** start Data supplied **

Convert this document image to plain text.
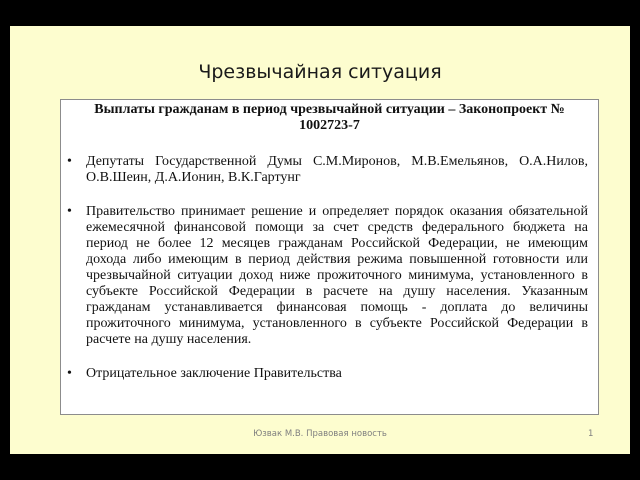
Чрезвычайная ситуация

Выплаты гражданам в период чрезвычайной ситуации – Законопроект № 1002723-7

• Депутаты Государственной Думы С.М.Миронов, М.В.Емельянов, О.А.Нилов, О.В.Шеин, Д.А.Ионин, В.К.Гартунг
• Правительство принимает решение и определяет порядок оказания обязательной ежемесячной финансовой помощи за счет средств федерального бюджета на период не более 12 месяцев гражданам Российской Федерации, не имеющим дохода либо имеющим в период действия режима повышенной готовности или чрезвычайной ситуации доход ниже прожиточного минимума, установленного в субъекте Российской Федерации в расчете на душу населения. Указанным гражданам устанавливается финансовая помощь - доплата до величины прожиточного минимума, установленного в субъекте Российской Федерации в расчете на душу населения.
• Отрицательное заключение Правительства
Юзвак М.В. Правовая новость	1
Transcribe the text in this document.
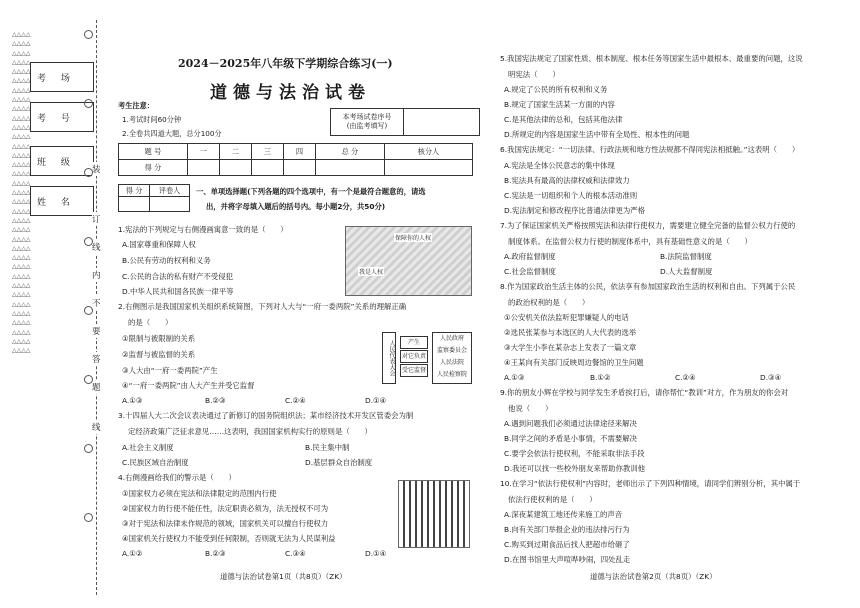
△△△△△△△△△△△△△△△△△△△△△△△△△△△△△△△△△△△△△△△△△△△△△△△△△△△△△△△△△△△△△△△△△△△△△△△△△△△△△△△△△△△△△△△△△△△△△△△△△△△△△△△△△△△△△△△△△△△△△△△△△△△△△△△△△△△△△△△△△△△△
考 场
考 号
班 级
姓 名
装
订
线
内
不
要
答
题
线
2024－2025年八年级下学期综合练习(一)
道德与法治试卷
考生注意：
1.考试时间60分钟
2.全卷共四道大题，总分100分
本考场试卷序号
(由监考填写)	
题 号	一	二	三	四	总 分	核分人
得 分						
得 分	评卷人
	一、单项选择题(下列各题的四个选项中，有一个是最符合题意的，请选
出，并将字母填入题后的括号内。每小题2分，共50分)
1.宪法的下列规定与右侧漫画寓意一致的是（　　）
A.国家尊重和保障人权
B.公民有劳动的权利和义务
C.公民的合法的私有财产不受侵犯
D.中华人民共和国各民族一律平等
保障你的人权
我是人权
2.右侧图示是我国国家机关组织系统简图，下列对人大与“一府一委两院”关系的理解正确
的是（　　）
①限制与被限制的关系
②监督与被监督的关系
③人大由“一府一委两院”产生
④“一府一委两院”由人大产生并受它监督
A.①③	B.②③	C.②④	D.①④
人民代表大会	产生
对它负责
受它监督
人民政府
监察委员会
人民法院
人民检察院
3.十四届人大二次会议表决通过了新修订的国务院组织法；某市经济技术开发区管委会为制
定经济政策广泛征求意见……这表明，我国国家机构实行的原则是（　　）
A.社会主义制度	B.民主集中制
C.民族区域自治制度	D.基层群众自治制度
4.右侧漫画给我们的警示是（　　）
①国家权力必须在宪法和法律限定的范围内行使
②国家权力的行使不能任性，法定职责必须为，法无授权不可为
③对于宪法和法律未作规范的领域，国家机关可以擅自行使权力
④国家机关行使权力不能受到任何限制，否则就无法为人民谋利益
A.①②	B.②③	C.③④	D.①④
道德与法治试卷第1页（共8页）（ZK）
5.我国宪法规定了国家性质、根本制度、根本任务等国家生活中最根本、最重要的问题，这说
明宪法（　　）
A.规定了公民的所有权利和义务
B.规定了国家生活某一方面的内容
C.是其他法律的总和，包括其他法律
D.所规定的内容是国家生活中带有全局性、根本性的问题
6.我国宪法规定：“一切法律、行政法规和地方性法规都不得同宪法相抵触。”这表明（　　）
A.宪法是全体公民意志的集中体现
B.宪法具有最高的法律权威和法律效力
C.宪法是一切组织和个人的根本活动准则
D.宪法制定和修改程序比普通法律更为严格
7.为了保证国家机关严格按照宪法和法律行使权力，需要建立健全完备的监督公权力行使的
制度体系。在监督公权力行使的制度体系中，具有基础性意义的是（　　）
A.政府监督制度	B.法院监督制度
C.社会监督制度	D.人大监督制度
8.作为国家政治生活主体的公民，依法享有参加国家政治生活的权利和自由。下列属于公民
的政治权利的是（　　）
①公安机关依法监听犯罪嫌疑人的电话
②选民张某参与本选区的人大代表的选举
③大学生小李在某杂志上发表了一篇文章
④王某向有关部门反映周边餐馆的卫生问题
A.①③	B.①②	C.②④	D.③④
9.你的朋友小辉在学校与同学发生矛盾挨打后，请你帮忙“教训”对方，作为朋友的你会对
他说（　　）
A.遇到问题我们必须通过法律途径来解决
B.同学之间的矛盾是小事情，不需要解决
C.要学会依法行使权利，不能采取非法手段
D.我还可以找一些校外朋友来帮助你教训他
10.在学习“依法行使权利”内容时，老师出示了下列四种情境，请同学们辨别分析，其中属于
依法行使权利的是（　　）
A.深夜某建筑工地还传来施工的声音
B.向有关部门举报企业的违法排污行为
C.购买到过期食品后找人把超市给砸了
D.在图书馆里大声喧哗吵闹，四处乱走
道德与法治试卷第2页（共8页）（ZK）
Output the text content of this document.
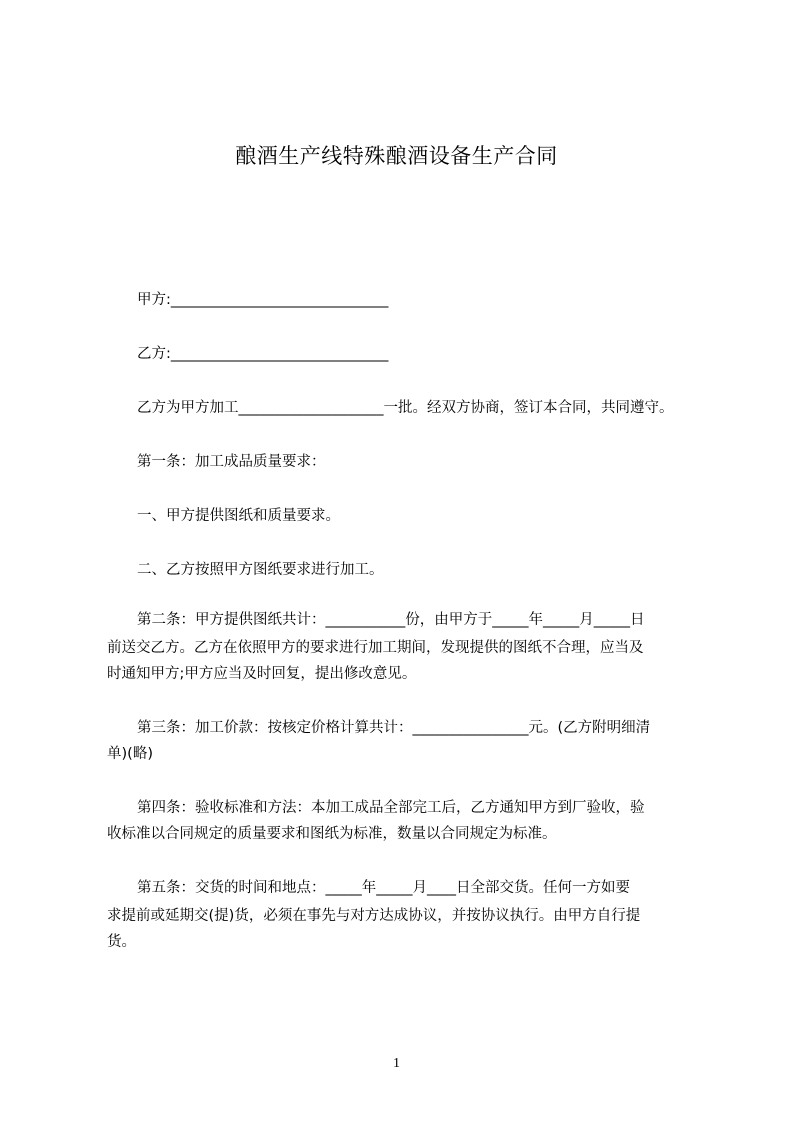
酿酒生产线特殊酿酒设备生产合同
甲方:______________________________
乙方:______________________________
乙方为甲方加工____________________一批。经双方协商，签订本合同，共同遵守。
第一条：加工成品质量要求：
一、甲方提供图纸和质量要求。
二、乙方按照甲方图纸要求进行加工。
第二条：甲方提供图纸共计：___________份，由甲方于_____年_____月_____日
前送交乙方。乙方在依照甲方的要求进行加工期间，发现提供的图纸不合理，应当及
时通知甲方;甲方应当及时回复，提出修改意见。
第三条：加工价款：按核定价格计算共计：________________元。(乙方附明细清
单)(略)
第四条：验收标准和方法：本加工成品全部完工后，乙方通知甲方到厂验收，验
收标准以合同规定的质量要求和图纸为标准，数量以合同规定为标准。
第五条：交货的时间和地点：_____年_____月____日全部交货。任何一方如要
求提前或延期交(提)货，必须在事先与对方达成协议，并按协议执行。由甲方自行提
货。
1
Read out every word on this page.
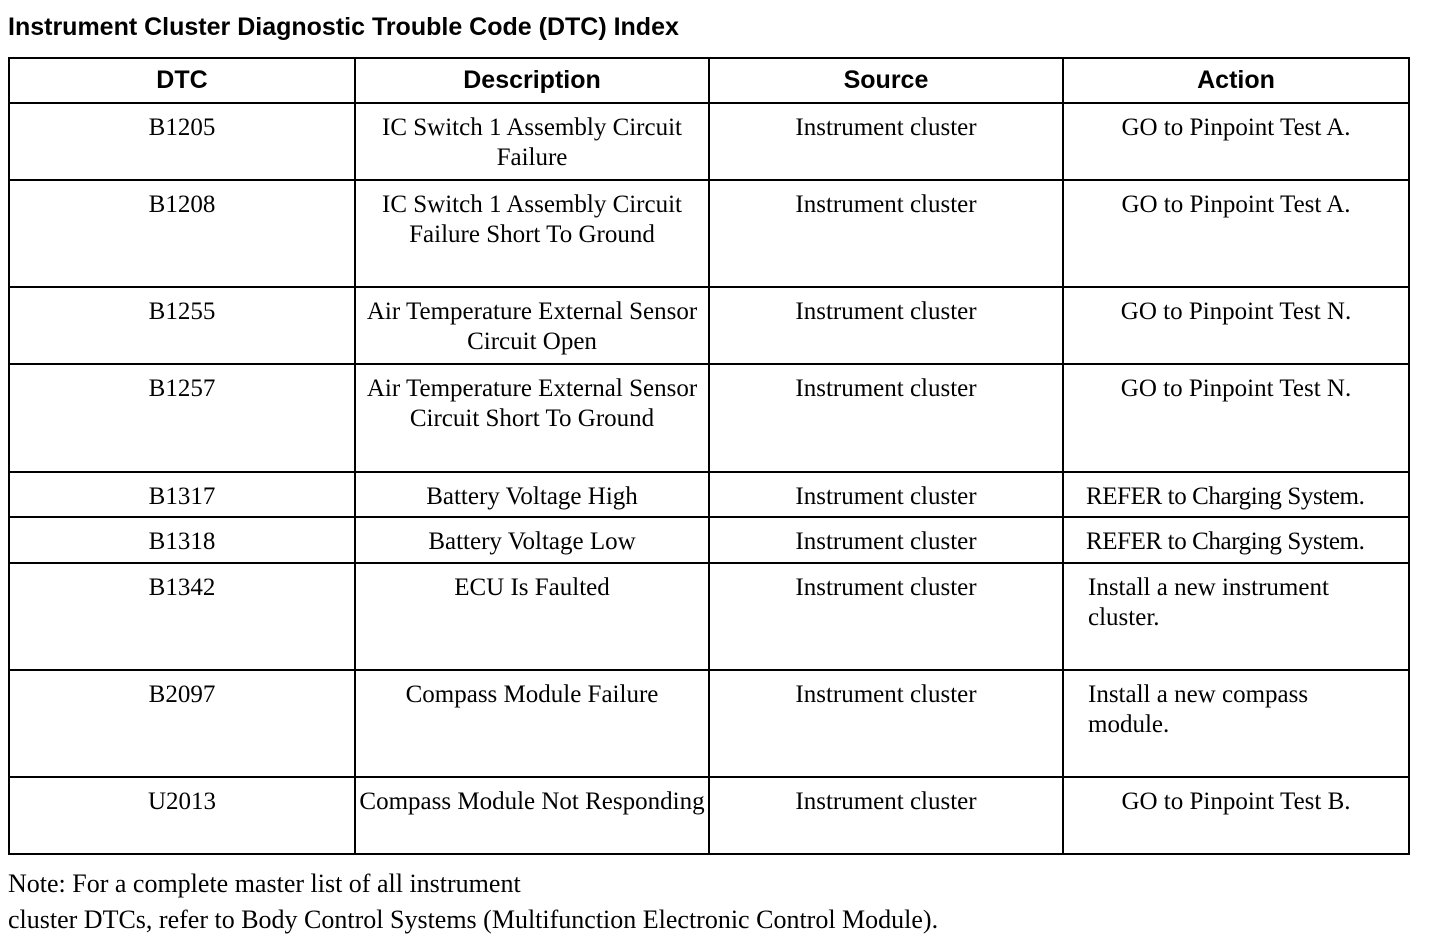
Instrument Cluster Diagnostic Trouble Code (DTC) Index
DTC	Description	Source	Action
B1205	IC Switch 1 Assembly Circuit Failure	Instrument cluster	GO to Pinpoint Test A.
B1208	IC Switch 1 Assembly Circuit Failure Short To Ground	Instrument cluster	GO to Pinpoint Test A.
B1255	Air Temperature External Sensor Circuit Open	Instrument cluster	GO to Pinpoint Test N.
B1257	Air Temperature External Sensor Circuit Short To Ground	Instrument cluster	GO to Pinpoint Test N.
B1317	Battery Voltage High	Instrument cluster	REFER to Charging System.
B1318	Battery Voltage Low	Instrument cluster	REFER to Charging System.
B1342	ECU Is Faulted	Instrument cluster	Install a new instrument cluster.
B2097	Compass Module Failure	Instrument cluster	Install a new compass module.
U2013	Compass Module Not Responding	Instrument cluster	GO to Pinpoint Test B.
Note: For a complete master list of all instrument
cluster DTCs, refer to Body Control Systems (Multifunction Electronic Control Module).
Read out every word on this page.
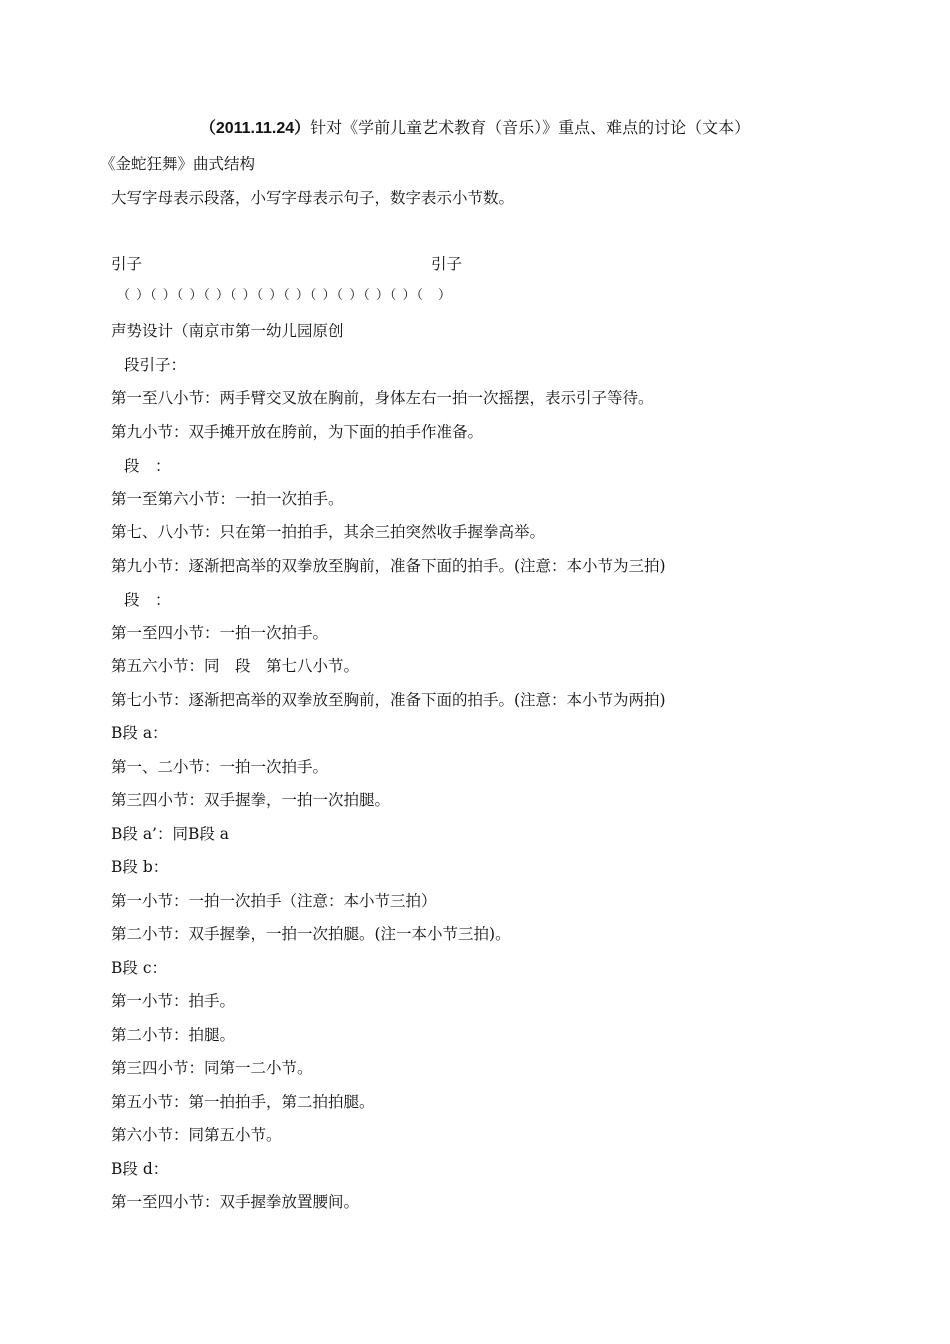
（2011.11.24）针对《学前儿童艺术教育（音乐）》重点、难点的讨论（文本）
《金蛇狂舞》曲式结构
大写字母表示段落，小写字母表示句子，数字表示小节数。
引子	引子
（ ）（ ）（ ）（ ）（ ）（ ）（ ）（ ）（ ）（ ）（ ）（　）
声势设计（南京市第一幼儿园原创
段引子：
第一至八小节：两手臂交叉放在胸前，身体左右一拍一次摇摆，表示引子等待。
第九小节：双手摊开放在胯前，为下面的拍手作准备。
段　：
第一至第六小节：一拍一次拍手。
第七、八小节：只在第一拍拍手，其余三拍突然收手握拳高举。
第九小节：逐渐把高举的双拳放至胸前，准备下面的拍手。(注意：本小节为三拍)
段　：
第一至四小节：一拍一次拍手。
第五六小节：同　段　第七八小节。
第七小节：逐渐把高举的双拳放至胸前，准备下面的拍手。(注意：本小节为两拍)
B段 a：
第一、二小节：一拍一次拍手。
第三四小节：双手握拳，一拍一次拍腿。
B段 a’：同B段 a
B段 b：
第一小节：一拍一次拍手（注意：本小节三拍）
第二小节：双手握拳，一拍一次拍腿。(注一本小节三拍)。
B段 c：
第一小节：拍手。
第二小节：拍腿。
第三四小节：同第一二小节。
第五小节：第一拍拍手，第二拍拍腿。
第六小节：同第五小节。
B段 d：
第一至四小节：双手握拳放置腰间。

** end Data supplied **

» Given exercise
Each line of the data that includes the word "document" counts once; report the total and nothing more.

» Exercise answer
3